* **Task brief**: Transcribe the records that follow. Keep every word exactly, and drop the pictures.

[Begin Records shown]

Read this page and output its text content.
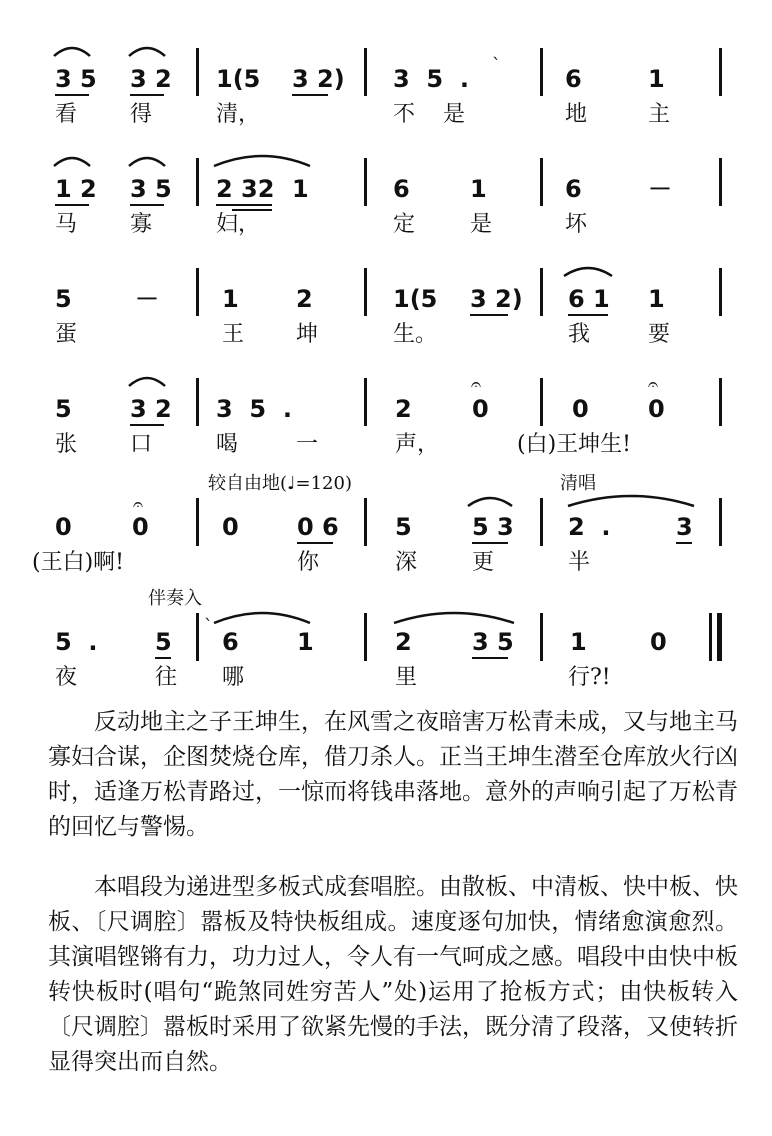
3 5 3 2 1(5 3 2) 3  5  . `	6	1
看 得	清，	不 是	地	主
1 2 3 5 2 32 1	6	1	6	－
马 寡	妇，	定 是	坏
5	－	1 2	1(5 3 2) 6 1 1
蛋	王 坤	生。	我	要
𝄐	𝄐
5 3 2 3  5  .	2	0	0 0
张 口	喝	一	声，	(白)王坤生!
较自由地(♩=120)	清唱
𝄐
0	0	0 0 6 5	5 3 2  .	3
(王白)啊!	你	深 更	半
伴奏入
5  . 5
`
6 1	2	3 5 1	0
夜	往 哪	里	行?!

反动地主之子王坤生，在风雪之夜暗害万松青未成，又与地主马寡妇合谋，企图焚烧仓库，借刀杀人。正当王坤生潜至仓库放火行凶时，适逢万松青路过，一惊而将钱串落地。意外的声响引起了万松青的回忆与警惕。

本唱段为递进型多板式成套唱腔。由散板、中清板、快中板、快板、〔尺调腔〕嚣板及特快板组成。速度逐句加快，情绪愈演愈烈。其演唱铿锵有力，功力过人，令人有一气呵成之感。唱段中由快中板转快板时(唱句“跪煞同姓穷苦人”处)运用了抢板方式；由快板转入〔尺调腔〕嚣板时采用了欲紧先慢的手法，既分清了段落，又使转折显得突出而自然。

[End Records shown]

* **Expected answer**:
Read this page and output its text content.
3 5 3 2 1(5 3 2) 3  5  . `	6	1
看 得	清，	不 是	地	主
1 2 3 5 2 32 1	6	1	6	－
马 寡	妇，	定 是	坏
5	－	1 2	1(5 3 2) 6 1 1
蛋	王 坤	生。	我	要
𝄐	𝄐
5 3 2 3  5  .	2	0	0 0
张 口	喝	一	声，	(白)王坤生!
较自由地(♩=120)	清唱
𝄐
0	0	0 0 6 5	5 3 2  .	3
(王白)啊!	你	深 更	半
伴奏入
5  . 5
`
6 1	2	3 5 1	0
夜	往 哪	里	行?!

反动地主之子王坤生，在风雪之夜暗害万松青未成，又与地主马寡妇合谋，企图焚烧仓库，借刀杀人。正当王坤生潜至仓库放火行凶时，适逢万松青路过，一惊而将钱串落地。意外的声响引起了万松青的回忆与警惕。

本唱段为递进型多板式成套唱腔。由散板、中清板、快中板、快板、〔尺调腔〕嚣板及特快板组成。速度逐句加快，情绪愈演愈烈。其演唱铿锵有力，功力过人，令人有一气呵成之感。唱段中由快中板转快板时(唱句“跪煞同姓穷苦人”处)运用了抢板方式；由快板转入〔尺调腔〕嚣板时采用了欲紧先慢的手法，既分清了段落，又使转折显得突出而自然。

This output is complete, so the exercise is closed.